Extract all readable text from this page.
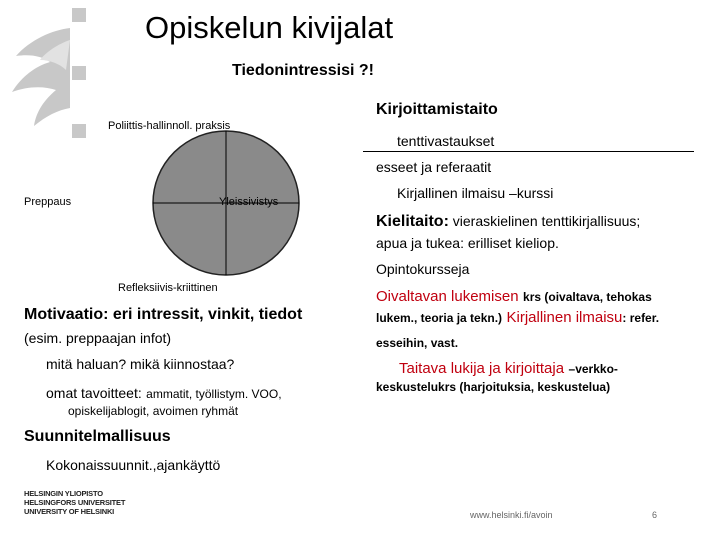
Opiskelun kivijalat
Tiedonintressisi ?!
Poliittis-hallinnoll. praksis
Preppaus	Yleissivistys
Refleksiivis-kriittinen
Kirjoittamistaito
tenttivastaukset
esseet ja referaatit
Kirjallinen ilmaisu –kurssi
Kielitaito: vieraskielinen tenttikirjallisuus;
apua ja tukea: erilliset kieliop.
Opintokursseja
Oivaltavan lukemisen krs (oivaltava, tehokas
lukem., teoria ja tekn.) Kirjallinen ilmaisu: refer.
esseihin, vast.
Taitava lukija ja kirjoittaja –verkko-
keskustelukrs (harjoituksia, keskustelua)
Motivaatio: eri intressit, vinkit, tiedot
(esim. preppaajan infot)
mitä haluan? mikä kiinnostaa?
omat tavoitteet: ammatit, työllistym. VOO,
opiskelijablogit, avoimen ryhmät
Suunnitelmallisuus
Kokonaissuunnit.,ajankäyttö
HELSINGIN YLIOPISTO
HELSINGFORS UNIVERSITET
UNIVERSITY OF HELSINKI	www.helsinki.fi/avoin	6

# # # #

→ **DIRECTIVE**: Reproduce each line of the records exactly, and omit every picture.

→ **SOLVED EXERCISE**:
Extract all readable text from this page.
Opiskelun kivijalat
Tiedonintressisi ?!
Poliittis-hallinnoll. praksis
Preppaus	Yleissivistys
Refleksiivis-kriittinen
Kirjoittamistaito
tenttivastaukset
esseet ja referaatit
Kirjallinen ilmaisu –kurssi
Kielitaito: vieraskielinen tenttikirjallisuus;
apua ja tukea: erilliset kieliop.
Opintokursseja
Oivaltavan lukemisen krs (oivaltava, tehokas
lukem., teoria ja tekn.) Kirjallinen ilmaisu: refer.
esseihin, vast.
Taitava lukija ja kirjoittaja –verkko-
keskustelukrs (harjoituksia, keskustelua)
Motivaatio: eri intressit, vinkit, tiedot
(esim. preppaajan infot)
mitä haluan? mikä kiinnostaa?
omat tavoitteet: ammatit, työllistym. VOO,
opiskelijablogit, avoimen ryhmät
Suunnitelmallisuus
Kokonaissuunnit.,ajankäyttö
HELSINGIN YLIOPISTO
HELSINGFORS UNIVERSITET
UNIVERSITY OF HELSINKI	www.helsinki.fi/avoin	6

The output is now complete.